SUPPLIED PASSAGE |
# # #

After 15 minutes, the seaplane started the motors and off it went, back into the air and over the horizon. Colin came trudging back to the boat and said the guy had just landed his plane so he could take a piss behind a tree. Man, this is one of those things you don't think about occurring -- that some pilot would've forgotten his empty Gatorade bottle and had to land a seaplane on a body of water to relieve himself.

La Trappe Creek is an awesome anchorage, but summer weekends turn into a hardcore redneck/stinkpot extravaganza as the afternoon and evening progress. (I like rednecks most of the time so I can use that word). Man, the funny-ass things Bay 'necks do! I witnessed here a massive 11-boat raft-up and teenagers flirting, drinking and sucking face with one another in small boats with motors that were so high-horsepower that the sterns were close to swamping. Later, they fired up a big-ass bonfire and hooted and hollered late into the night. Also, one boat put on an ad hoc fireworks display, interspersed with a chorus of surrounding boats honking airhorns in loud approval of the show (ok, I honked too).

I recommend La Trappe Creek as high as I can. It's a damn nice place to spend Memorial Day weekend -- at least if you're flying in an airplane and have to take a piss real bad.

(Photo credit)

Monday, May 18, 2009

The Unrequited Rivalry Between DC and Baltimore

Every once in a while I'm reminded that many people in Baltimore have a strong, usually negative, opinion of my city, Washington DC. The strange part is that people who live in DC either hardly remember that Baltimore exists or they really like the city.

This is why I call it "unrequited" because while people who live in Baltimore seem to spend quality time fretting about and consciously disliking DC, we hardly even realize it's going on.

I suppose this is like the rivalry between Cambodia and Thailand. People in Cambodia HATE Thais, while the Thais generally react with a proverbial pat on the head and an, "Aw, isn't that cute."

That reminds me, I need to get up to Baltimore soon. I miss it no matter what it thinks of me.

Wednesday, May 13, 2009

I have a friend who can chew the top off a beer can.

My friend Colin has been able to chew the top off a beer can for so many years that I take that talent for granted. Sometimes I forget what an honor it is to know someone like this.

Here he is two years ago during my annual guys' sailing trip showing off this awesome skill. The video is grainy, but you can see his technique of tilting the mouth of the can so his left lower canine tooth actually cuts off the entire top as he turns the can. After he's done it looks about like this -- which you can't see in the video.

Wednesday, May 06, 2009

Hugo Chavez is Bullshit and Americans Who Like Him are Bullshit Too

I've been going to the gym for the past month with my old friend J.C. who's from Venezuela. Since I've known J.C., he's shared stories from his family who are living under the Chavez regime. I am constantly amazed at the authoritarianism that goes on that you never hear about in the USA.

Here are two pieces of commie bullshit that J.C. has mentioned about Venezuela to me in the past week:

1) Venezuelans cannot send their own money out of the country. They are also restricted by a government-imposed spending limit of $2,500 per year when they travel abroad. J.C.'s father, sister and brother sometimes travel to other countries and they have to be strict with keeping all their receipts to avoid fines and government harassment if they exceed the foreign spending quota. J.C.'s father carried a three-ring binder when he recently traveled to Spain so he could keep receipts for things as small as a cup of coffee. Chavez maintains a black list of 600,000 people who are suspected of somehow sending money out of Venezuela.

2) The mayor of Caracas is in the opposition party so Chavez created a pro-Chavez governorship in the Caracas district. This would be like if the mayor of DC, Adrian Fenty, was a Republican, so Obama just decided to create a DC governor out of thin air to reduce Fenty's power.

I've never met a Venezuelan who likes Chavez but a fair share of American lefties who do. Weird how that works.

# # #

EXERCISE DATA |
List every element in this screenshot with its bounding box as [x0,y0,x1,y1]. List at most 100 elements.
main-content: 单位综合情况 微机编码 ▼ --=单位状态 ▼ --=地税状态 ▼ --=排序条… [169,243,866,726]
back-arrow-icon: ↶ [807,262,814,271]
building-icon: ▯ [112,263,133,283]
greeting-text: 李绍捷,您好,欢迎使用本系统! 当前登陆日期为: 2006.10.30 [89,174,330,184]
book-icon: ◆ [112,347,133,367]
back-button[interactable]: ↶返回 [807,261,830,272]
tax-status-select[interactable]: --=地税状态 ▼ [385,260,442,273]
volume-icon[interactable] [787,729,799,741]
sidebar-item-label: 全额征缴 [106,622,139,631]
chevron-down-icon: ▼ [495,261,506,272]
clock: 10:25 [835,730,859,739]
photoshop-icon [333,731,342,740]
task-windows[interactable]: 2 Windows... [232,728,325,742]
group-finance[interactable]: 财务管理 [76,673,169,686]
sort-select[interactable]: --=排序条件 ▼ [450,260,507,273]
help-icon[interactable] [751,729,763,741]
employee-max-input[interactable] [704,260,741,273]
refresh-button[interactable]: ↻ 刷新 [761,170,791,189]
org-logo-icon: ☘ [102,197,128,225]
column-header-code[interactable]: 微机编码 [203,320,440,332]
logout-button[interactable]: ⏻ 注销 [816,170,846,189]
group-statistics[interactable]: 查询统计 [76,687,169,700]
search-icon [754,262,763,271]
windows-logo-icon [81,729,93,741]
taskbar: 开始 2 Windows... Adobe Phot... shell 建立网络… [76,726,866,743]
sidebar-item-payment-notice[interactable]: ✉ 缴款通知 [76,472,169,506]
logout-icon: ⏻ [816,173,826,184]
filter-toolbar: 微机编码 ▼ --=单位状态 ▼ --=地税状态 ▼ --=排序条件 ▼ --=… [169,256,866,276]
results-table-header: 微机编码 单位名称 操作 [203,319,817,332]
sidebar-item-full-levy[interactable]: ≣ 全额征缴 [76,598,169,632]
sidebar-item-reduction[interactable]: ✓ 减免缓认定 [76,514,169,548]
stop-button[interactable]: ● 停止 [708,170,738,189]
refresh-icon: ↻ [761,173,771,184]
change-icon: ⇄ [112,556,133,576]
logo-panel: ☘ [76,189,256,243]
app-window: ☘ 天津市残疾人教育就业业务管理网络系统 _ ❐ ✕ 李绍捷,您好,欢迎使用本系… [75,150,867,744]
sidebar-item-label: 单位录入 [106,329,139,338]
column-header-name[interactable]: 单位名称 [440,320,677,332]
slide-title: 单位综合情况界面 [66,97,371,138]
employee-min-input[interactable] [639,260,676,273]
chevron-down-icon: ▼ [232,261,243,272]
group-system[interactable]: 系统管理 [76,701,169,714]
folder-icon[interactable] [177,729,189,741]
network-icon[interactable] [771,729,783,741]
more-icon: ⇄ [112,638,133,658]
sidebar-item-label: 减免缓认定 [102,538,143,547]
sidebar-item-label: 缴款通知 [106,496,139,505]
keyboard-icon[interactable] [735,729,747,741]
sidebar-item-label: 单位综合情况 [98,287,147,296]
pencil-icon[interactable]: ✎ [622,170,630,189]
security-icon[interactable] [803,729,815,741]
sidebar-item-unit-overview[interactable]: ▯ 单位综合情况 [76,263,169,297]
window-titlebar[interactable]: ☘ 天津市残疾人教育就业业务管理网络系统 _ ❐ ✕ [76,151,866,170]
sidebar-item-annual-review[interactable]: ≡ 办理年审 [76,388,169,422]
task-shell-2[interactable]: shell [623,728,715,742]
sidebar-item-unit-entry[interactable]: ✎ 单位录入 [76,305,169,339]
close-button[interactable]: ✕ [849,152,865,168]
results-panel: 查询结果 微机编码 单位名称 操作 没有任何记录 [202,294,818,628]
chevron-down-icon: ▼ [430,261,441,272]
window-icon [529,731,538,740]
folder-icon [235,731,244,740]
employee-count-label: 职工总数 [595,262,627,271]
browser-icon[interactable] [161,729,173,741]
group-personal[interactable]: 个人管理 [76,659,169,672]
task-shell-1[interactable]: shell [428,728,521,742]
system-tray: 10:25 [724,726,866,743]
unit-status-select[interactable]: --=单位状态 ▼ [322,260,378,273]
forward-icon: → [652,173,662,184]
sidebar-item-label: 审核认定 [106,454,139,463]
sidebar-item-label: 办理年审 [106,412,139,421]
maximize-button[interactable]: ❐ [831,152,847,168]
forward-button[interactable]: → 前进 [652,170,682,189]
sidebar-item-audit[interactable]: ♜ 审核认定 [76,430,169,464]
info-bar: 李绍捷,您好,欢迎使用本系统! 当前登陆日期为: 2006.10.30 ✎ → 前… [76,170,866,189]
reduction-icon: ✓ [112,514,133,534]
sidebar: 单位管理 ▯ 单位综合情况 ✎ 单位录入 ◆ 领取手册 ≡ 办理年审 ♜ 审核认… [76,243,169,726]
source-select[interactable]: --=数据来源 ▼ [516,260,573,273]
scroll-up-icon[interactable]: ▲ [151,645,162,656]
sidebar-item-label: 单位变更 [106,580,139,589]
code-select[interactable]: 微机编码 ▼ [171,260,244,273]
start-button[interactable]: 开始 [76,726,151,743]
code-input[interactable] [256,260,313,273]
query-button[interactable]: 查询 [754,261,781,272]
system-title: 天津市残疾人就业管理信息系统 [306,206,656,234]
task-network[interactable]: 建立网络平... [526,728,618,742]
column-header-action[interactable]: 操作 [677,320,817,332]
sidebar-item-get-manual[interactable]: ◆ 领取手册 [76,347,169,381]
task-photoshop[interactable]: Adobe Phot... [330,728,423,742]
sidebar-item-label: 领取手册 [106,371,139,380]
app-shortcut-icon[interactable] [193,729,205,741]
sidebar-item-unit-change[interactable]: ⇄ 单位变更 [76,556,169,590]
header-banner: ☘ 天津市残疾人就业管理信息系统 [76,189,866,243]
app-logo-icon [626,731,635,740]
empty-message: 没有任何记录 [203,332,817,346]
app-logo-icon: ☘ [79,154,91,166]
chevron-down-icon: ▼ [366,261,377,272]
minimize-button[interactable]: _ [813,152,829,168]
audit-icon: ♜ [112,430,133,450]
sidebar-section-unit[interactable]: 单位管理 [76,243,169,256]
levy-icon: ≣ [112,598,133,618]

# # #

WORK INSTRUCTION A | In the blog excerpt, condense the numbered paragraph beginning "1) Venezuelans cannot send their own money" into a bulleted list that keeps its main facts.
WORK INSTRUCTION B | According to the blog excerpt, how many boats were in the raft-up witnessed at La Trappe Creek?

WRITTEN SOLUTION A |
- Venezuelans cannot send their own money out of the country.
- A government-imposed limit caps their spending abroad at $2,500 per year.
- J.C.'s father, sister and brother keep all their receipts when traveling abroad to avoid fines and government harassment for exceeding the quota.
- On a recent trip to Spain, J.C.'s father carried a three-ring binder to keep receipts, even for a cup of coffee.
- Chavez maintains a black list of 600,000 people suspected of sending money out of Venezuela.

WRITTEN SOLUTION B | Eleven boats.